Exercise goal:
Quote the entries that follow exactly, leaving none out.

Rows:
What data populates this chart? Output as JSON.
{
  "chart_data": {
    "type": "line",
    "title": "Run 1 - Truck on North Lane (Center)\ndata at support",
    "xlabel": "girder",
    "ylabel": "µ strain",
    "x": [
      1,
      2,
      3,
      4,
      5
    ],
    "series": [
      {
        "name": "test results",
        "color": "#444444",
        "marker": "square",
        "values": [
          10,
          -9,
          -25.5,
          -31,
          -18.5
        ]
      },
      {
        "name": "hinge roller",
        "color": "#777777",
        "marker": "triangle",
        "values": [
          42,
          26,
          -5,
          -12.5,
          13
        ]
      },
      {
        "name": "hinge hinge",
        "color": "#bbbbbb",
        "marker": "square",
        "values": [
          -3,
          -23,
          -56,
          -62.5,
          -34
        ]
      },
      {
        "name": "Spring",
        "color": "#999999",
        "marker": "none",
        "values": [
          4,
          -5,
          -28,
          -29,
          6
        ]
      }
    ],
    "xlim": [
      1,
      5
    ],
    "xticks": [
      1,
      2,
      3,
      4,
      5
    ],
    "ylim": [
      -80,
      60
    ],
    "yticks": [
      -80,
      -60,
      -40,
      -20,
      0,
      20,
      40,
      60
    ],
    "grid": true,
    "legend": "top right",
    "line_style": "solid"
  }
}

Correct response:
What data populates this chart? Output as JSON.
{
  "chart_data": {
    "type": "line",
    "title": "Run 1 - Truck on North Lane (Center)\ndata at support",
    "xlabel": "girder",
    "ylabel": "µ strain",
    "x": [
      1,
      2,
      3,
      4,
      5
    ],
    "series": [
      {
        "name": "test results",
        "color": "#444444",
        "marker": "square",
        "values": [
          10,
          -9,
          -25.5,
          -31,
          -18.5
        ]
      },
      {
        "name": "hinge roller",
        "color": "#777777",
        "marker": "triangle",
        "values": [
          42,
          26,
          -5,
          -12.5,
          13
        ]
      },
      {
        "name": "hinge hinge",
        "color": "#bbbbbb",
        "marker": "square",
        "values": [
          -3,
          -23,
          -56,
          -62.5,
          -34
        ]
      },
      {
        "name": "Spring",
        "color": "#999999",
        "marker": "none",
        "values": [
          4,
          -5,
          -28,
          -29,
          6
        ]
      }
    ],
    "xlim": [
      1,
      5
    ],
    "xticks": [
      1,
      2,
      3,
      4,
      5
    ],
    "ylim": [
      -80,
      60
    ],
    "yticks": [
      -80,
      -60,
      -40,
      -20,
      0,
      20,
      40,
      60
    ],
    "grid": true,
    "legend": "top right",
    "line_style": "solid"
  }
}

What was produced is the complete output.